Exercise objective:
Go through the records and give each one again exactly.

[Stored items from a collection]
↓↓↓
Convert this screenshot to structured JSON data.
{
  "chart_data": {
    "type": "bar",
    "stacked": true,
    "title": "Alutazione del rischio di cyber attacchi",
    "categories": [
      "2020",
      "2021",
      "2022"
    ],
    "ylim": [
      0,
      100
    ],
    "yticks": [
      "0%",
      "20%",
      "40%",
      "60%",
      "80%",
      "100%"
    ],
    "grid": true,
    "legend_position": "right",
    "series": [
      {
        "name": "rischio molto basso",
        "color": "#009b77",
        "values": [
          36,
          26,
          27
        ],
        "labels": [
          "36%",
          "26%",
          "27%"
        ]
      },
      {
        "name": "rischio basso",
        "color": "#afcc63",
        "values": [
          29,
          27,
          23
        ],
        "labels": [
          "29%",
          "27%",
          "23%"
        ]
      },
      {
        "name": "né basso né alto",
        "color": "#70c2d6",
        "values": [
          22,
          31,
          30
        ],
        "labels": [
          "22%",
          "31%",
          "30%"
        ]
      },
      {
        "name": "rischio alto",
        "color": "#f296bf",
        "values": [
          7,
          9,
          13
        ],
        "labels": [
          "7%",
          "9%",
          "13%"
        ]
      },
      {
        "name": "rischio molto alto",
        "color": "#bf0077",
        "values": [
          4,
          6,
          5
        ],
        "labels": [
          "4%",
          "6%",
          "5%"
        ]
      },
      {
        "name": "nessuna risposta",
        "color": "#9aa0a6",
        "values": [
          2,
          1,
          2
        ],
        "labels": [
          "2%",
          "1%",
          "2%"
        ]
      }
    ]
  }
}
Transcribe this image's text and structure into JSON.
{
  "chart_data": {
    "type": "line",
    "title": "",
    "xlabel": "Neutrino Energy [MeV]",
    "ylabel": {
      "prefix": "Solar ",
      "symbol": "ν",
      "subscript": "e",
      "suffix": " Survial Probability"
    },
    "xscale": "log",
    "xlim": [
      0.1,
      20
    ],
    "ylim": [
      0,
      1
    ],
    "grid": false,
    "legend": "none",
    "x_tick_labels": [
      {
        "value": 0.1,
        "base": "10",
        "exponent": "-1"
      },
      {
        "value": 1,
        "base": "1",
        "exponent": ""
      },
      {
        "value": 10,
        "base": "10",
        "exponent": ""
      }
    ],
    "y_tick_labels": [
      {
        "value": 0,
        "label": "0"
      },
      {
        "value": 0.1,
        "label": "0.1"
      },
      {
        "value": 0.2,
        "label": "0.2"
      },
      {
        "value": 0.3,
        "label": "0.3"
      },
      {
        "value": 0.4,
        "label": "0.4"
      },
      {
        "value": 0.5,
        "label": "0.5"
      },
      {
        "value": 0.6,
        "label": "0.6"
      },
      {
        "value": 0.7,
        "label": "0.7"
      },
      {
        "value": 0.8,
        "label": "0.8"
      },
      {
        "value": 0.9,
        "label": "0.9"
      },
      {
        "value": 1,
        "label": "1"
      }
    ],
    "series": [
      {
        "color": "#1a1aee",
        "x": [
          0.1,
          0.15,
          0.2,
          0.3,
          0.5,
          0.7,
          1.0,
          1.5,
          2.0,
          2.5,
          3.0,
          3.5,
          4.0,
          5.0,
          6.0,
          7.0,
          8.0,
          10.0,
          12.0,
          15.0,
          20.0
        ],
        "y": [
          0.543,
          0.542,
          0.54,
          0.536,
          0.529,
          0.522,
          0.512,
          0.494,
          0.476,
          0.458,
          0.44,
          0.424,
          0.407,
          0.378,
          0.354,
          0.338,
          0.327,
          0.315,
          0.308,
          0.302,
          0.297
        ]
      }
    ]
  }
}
↑↑↑
Written solution:
Convert this screenshot to structured JSON data.
{
  "chart_data": {
    "type": "bar",
    "stacked": true,
    "title": "Alutazione del rischio di cyber attacchi",
    "categories": [
      "2020",
      "2021",
      "2022"
    ],
    "ylim": [
      0,
      100
    ],
    "yticks": [
      "0%",
      "20%",
      "40%",
      "60%",
      "80%",
      "100%"
    ],
    "grid": true,
    "legend_position": "right",
    "series": [
      {
        "name": "rischio molto basso",
        "color": "#009b77",
        "values": [
          36,
          26,
          27
        ],
        "labels": [
          "36%",
          "26%",
          "27%"
        ]
      },
      {
        "name": "rischio basso",
        "color": "#afcc63",
        "values": [
          29,
          27,
          23
        ],
        "labels": [
          "29%",
          "27%",
          "23%"
        ]
      },
      {
        "name": "né basso né alto",
        "color": "#70c2d6",
        "values": [
          22,
          31,
          30
        ],
        "labels": [
          "22%",
          "31%",
          "30%"
        ]
      },
      {
        "name": "rischio alto",
        "color": "#f296bf",
        "values": [
          7,
          9,
          13
        ],
        "labels": [
          "7%",
          "9%",
          "13%"
        ]
      },
      {
        "name": "rischio molto alto",
        "color": "#bf0077",
        "values": [
          4,
          6,
          5
        ],
        "labels": [
          "4%",
          "6%",
          "5%"
        ]
      },
      {
        "name": "nessuna risposta",
        "color": "#9aa0a6",
        "values": [
          2,
          1,
          2
        ],
        "labels": [
          "2%",
          "1%",
          "2%"
        ]
      }
    ]
  }
}
Transcribe this image's text and structure into JSON.
{
  "chart_data": {
    "type": "line",
    "title": "",
    "xlabel": "Neutrino Energy [MeV]",
    "ylabel": {
      "prefix": "Solar ",
      "symbol": "ν",
      "subscript": "e",
      "suffix": " Survial Probability"
    },
    "xscale": "log",
    "xlim": [
      0.1,
      20
    ],
    "ylim": [
      0,
      1
    ],
    "grid": false,
    "legend": "none",
    "x_tick_labels": [
      {
        "value": 0.1,
        "base": "10",
        "exponent": "-1"
      },
      {
        "value": 1,
        "base": "1",
        "exponent": ""
      },
      {
        "value": 10,
        "base": "10",
        "exponent": ""
      }
    ],
    "y_tick_labels": [
      {
        "value": 0,
        "label": "0"
      },
      {
        "value": 0.1,
        "label": "0.1"
      },
      {
        "value": 0.2,
        "label": "0.2"
      },
      {
        "value": 0.3,
        "label": "0.3"
      },
      {
        "value": 0.4,
        "label": "0.4"
      },
      {
        "value": 0.5,
        "label": "0.5"
      },
      {
        "value": 0.6,
        "label": "0.6"
      },
      {
        "value": 0.7,
        "label": "0.7"
      },
      {
        "value": 0.8,
        "label": "0.8"
      },
      {
        "value": 0.9,
        "label": "0.9"
      },
      {
        "value": 1,
        "label": "1"
      }
    ],
    "series": [
      {
        "color": "#1a1aee",
        "x": [
          0.1,
          0.15,
          0.2,
          0.3,
          0.5,
          0.7,
          1.0,
          1.5,
          2.0,
          2.5,
          3.0,
          3.5,
          4.0,
          5.0,
          6.0,
          7.0,
          8.0,
          10.0,
          12.0,
          15.0,
          20.0
        ],
        "y": [
          0.543,
          0.542,
          0.54,
          0.536,
          0.529,
          0.522,
          0.512,
          0.494,
          0.476,
          0.458,
          0.44,
          0.424,
          0.407,
          0.378,
          0.354,
          0.338,
          0.327,
          0.315,
          0.308,
          0.302,
          0.297
        ]
      }
    ]
  }
}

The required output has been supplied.